* **WHAT NEEDS TO BE DONE**
What follows are records. Restate all of them word for word.

* **RECORDS SUPPLIED**
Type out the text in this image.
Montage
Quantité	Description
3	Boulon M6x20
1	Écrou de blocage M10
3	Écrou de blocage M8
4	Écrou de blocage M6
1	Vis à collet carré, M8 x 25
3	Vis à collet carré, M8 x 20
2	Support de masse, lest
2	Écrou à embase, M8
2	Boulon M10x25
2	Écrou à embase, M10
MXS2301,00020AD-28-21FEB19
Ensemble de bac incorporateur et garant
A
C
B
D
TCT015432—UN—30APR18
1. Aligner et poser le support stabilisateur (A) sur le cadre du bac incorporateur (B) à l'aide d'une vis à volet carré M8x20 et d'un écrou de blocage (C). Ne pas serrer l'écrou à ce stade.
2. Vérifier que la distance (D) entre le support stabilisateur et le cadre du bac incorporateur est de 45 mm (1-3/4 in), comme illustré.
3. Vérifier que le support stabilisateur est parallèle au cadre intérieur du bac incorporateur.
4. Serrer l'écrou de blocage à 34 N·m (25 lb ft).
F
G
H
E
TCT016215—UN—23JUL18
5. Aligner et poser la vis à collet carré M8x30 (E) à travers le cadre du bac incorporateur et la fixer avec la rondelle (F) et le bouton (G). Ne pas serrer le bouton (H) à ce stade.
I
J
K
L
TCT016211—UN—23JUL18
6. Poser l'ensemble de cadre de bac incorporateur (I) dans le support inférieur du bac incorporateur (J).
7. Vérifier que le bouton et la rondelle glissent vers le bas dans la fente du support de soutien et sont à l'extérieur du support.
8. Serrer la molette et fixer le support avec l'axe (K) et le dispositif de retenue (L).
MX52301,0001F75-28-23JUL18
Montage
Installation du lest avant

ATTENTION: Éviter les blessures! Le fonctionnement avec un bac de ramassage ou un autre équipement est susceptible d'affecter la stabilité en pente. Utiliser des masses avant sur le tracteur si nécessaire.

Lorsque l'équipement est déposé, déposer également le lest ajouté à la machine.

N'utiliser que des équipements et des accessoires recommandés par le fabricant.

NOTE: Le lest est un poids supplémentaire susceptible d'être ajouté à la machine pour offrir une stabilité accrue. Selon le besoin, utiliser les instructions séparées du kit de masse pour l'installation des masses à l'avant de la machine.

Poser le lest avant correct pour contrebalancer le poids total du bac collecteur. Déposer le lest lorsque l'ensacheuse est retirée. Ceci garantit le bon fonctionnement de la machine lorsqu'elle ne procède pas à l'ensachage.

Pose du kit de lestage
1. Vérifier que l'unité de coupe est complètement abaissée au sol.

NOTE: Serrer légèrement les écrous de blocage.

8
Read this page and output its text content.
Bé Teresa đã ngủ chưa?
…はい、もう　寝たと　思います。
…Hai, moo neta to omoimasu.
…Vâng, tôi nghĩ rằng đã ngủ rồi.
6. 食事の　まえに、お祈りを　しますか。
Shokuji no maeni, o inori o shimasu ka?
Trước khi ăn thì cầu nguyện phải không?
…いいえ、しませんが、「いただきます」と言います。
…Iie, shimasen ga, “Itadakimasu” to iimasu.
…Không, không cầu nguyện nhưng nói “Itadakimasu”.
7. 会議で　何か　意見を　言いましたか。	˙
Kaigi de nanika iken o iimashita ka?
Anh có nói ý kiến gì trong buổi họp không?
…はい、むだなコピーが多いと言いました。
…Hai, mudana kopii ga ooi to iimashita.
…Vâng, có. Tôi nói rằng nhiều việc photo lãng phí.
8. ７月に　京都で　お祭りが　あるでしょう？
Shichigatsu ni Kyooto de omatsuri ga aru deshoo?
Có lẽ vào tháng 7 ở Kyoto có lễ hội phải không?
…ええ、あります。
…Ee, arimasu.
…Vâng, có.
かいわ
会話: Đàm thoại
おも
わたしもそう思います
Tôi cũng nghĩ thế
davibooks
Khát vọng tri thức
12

* **TASK OUTPUT**
Type out the text in this image.
Montage
Quantité	Description
3	Boulon M6x20
1	Écrou de blocage M10
3	Écrou de blocage M8
4	Écrou de blocage M6
1	Vis à collet carré, M8 x 25
3	Vis à collet carré, M8 x 20
2	Support de masse, lest
2	Écrou à embase, M8
2	Boulon M10x25
2	Écrou à embase, M10
MXS2301,00020AD-28-21FEB19
Ensemble de bac incorporateur et garant
A
C
B
D
TCT015432—UN—30APR18
1. Aligner et poser le support stabilisateur (A) sur le cadre du bac incorporateur (B) à l'aide d'une vis à volet carré M8x20 et d'un écrou de blocage (C). Ne pas serrer l'écrou à ce stade.
2. Vérifier que la distance (D) entre le support stabilisateur et le cadre du bac incorporateur est de 45 mm (1-3/4 in), comme illustré.
3. Vérifier que le support stabilisateur est parallèle au cadre intérieur du bac incorporateur.
4. Serrer l'écrou de blocage à 34 N·m (25 lb ft).
F
G
H
E
TCT016215—UN—23JUL18
5. Aligner et poser la vis à collet carré M8x30 (E) à travers le cadre du bac incorporateur et la fixer avec la rondelle (F) et le bouton (G). Ne pas serrer le bouton (H) à ce stade.
I
J
K
L
TCT016211—UN—23JUL18
6. Poser l'ensemble de cadre de bac incorporateur (I) dans le support inférieur du bac incorporateur (J).
7. Vérifier que le bouton et la rondelle glissent vers le bas dans la fente du support de soutien et sont à l'extérieur du support.
8. Serrer la molette et fixer le support avec l'axe (K) et le dispositif de retenue (L).
MX52301,0001F75-28-23JUL18
Montage
Installation du lest avant

ATTENTION: Éviter les blessures! Le fonctionnement avec un bac de ramassage ou un autre équipement est susceptible d'affecter la stabilité en pente. Utiliser des masses avant sur le tracteur si nécessaire.

Lorsque l'équipement est déposé, déposer également le lest ajouté à la machine.

N'utiliser que des équipements et des accessoires recommandés par le fabricant.

NOTE: Le lest est un poids supplémentaire susceptible d'être ajouté à la machine pour offrir une stabilité accrue. Selon le besoin, utiliser les instructions séparées du kit de masse pour l'installation des masses à l'avant de la machine.

Poser le lest avant correct pour contrebalancer le poids total du bac collecteur. Déposer le lest lorsque l'ensacheuse est retirée. Ceci garantit le bon fonctionnement de la machine lorsqu'elle ne procède pas à l'ensachage.

Pose du kit de lestage
1. Vérifier que l'unité de coupe est complètement abaissée au sol.

NOTE: Serrer légèrement les écrous de blocage.

8
Read this page and output its text content.
Bé Teresa đã ngủ chưa?
…はい、もう　寝たと　思います。
…Hai, moo neta to omoimasu.
…Vâng, tôi nghĩ rằng đã ngủ rồi.
6. 食事の　まえに、お祈りを　しますか。
Shokuji no maeni, o inori o shimasu ka?
Trước khi ăn thì cầu nguyện phải không?
…いいえ、しませんが、「いただきます」と言います。
…Iie, shimasen ga, “Itadakimasu” to iimasu.
…Không, không cầu nguyện nhưng nói “Itadakimasu”.
7. 会議で　何か　意見を　言いましたか。	˙
Kaigi de nanika iken o iimashita ka?
Anh có nói ý kiến gì trong buổi họp không?
…はい、むだなコピーが多いと言いました。
…Hai, mudana kopii ga ooi to iimashita.
…Vâng, có. Tôi nói rằng nhiều việc photo lãng phí.
8. ７月に　京都で　お祭りが　あるでしょう？
Shichigatsu ni Kyooto de omatsuri ga aru deshoo?
Có lẽ vào tháng 7 ở Kyoto có lễ hội phải không?
…ええ、あります。
…Ee, arimasu.
…Vâng, có.
かいわ
会話: Đàm thoại
おも
わたしもそう思います
Tôi cũng nghĩ thế
davibooks
Khát vọng tri thức
12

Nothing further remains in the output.